▸ **Your task**
Locate the string "SWISE" in the records below. Copy every line where it occurs.

▸ **Input for this task**
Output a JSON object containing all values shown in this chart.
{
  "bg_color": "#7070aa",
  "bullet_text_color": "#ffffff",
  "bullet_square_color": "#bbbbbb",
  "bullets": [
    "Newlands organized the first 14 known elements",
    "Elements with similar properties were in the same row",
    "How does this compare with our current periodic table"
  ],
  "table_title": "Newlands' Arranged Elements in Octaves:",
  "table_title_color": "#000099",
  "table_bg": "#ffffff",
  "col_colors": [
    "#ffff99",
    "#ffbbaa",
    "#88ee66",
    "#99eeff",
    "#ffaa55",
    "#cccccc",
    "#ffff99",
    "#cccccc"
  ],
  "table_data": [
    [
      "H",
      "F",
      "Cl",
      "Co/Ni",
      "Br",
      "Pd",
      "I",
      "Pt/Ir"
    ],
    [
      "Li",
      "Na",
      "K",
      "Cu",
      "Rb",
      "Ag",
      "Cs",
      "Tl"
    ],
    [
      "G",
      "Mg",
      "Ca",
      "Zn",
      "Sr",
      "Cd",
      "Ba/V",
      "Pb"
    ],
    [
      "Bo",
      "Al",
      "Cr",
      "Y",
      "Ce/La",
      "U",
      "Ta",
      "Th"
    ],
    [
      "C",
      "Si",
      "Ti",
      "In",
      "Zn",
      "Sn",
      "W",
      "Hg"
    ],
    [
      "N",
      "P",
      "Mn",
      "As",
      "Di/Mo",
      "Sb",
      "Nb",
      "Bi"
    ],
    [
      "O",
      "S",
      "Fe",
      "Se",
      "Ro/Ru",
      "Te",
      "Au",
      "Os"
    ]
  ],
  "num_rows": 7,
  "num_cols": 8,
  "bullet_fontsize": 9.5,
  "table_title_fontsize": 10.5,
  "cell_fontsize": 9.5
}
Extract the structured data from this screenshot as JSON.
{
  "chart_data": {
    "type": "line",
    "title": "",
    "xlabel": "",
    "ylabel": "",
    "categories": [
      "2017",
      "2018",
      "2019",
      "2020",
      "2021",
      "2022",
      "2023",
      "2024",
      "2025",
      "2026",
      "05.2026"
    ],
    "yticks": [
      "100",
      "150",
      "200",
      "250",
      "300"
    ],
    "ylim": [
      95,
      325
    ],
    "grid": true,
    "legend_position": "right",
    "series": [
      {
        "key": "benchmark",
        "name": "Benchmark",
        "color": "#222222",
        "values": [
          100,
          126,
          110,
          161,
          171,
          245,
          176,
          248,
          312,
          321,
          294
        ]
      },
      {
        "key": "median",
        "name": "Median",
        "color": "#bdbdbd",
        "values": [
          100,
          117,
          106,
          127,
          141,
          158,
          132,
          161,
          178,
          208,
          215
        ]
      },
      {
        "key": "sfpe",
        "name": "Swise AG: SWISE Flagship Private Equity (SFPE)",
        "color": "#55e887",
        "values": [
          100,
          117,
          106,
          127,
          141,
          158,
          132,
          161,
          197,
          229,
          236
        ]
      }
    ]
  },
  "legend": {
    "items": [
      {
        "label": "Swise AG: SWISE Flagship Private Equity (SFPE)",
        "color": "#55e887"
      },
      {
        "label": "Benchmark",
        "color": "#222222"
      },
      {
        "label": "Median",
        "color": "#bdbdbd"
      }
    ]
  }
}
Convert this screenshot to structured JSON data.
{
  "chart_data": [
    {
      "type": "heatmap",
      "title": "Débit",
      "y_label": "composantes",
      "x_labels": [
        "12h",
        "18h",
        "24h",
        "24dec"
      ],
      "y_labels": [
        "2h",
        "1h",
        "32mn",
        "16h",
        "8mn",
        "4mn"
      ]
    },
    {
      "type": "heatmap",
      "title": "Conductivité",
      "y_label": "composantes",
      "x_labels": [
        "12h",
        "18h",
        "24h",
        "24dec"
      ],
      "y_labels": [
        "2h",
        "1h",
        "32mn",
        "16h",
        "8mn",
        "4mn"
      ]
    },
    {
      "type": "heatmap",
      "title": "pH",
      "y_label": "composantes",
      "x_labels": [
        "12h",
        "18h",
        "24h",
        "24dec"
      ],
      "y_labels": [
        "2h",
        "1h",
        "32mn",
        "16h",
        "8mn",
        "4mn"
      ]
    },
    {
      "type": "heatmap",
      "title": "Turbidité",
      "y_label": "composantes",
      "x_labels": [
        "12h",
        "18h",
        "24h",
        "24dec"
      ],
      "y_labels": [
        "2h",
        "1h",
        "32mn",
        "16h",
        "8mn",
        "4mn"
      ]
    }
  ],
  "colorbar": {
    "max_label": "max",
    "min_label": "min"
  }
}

▸ **Result of this task**
        "name": "Swise AG: SWISE Flagship Private Equity (SFPE)",
        "label": "Swise AG: SWISE Flagship Private Equity (SFPE)",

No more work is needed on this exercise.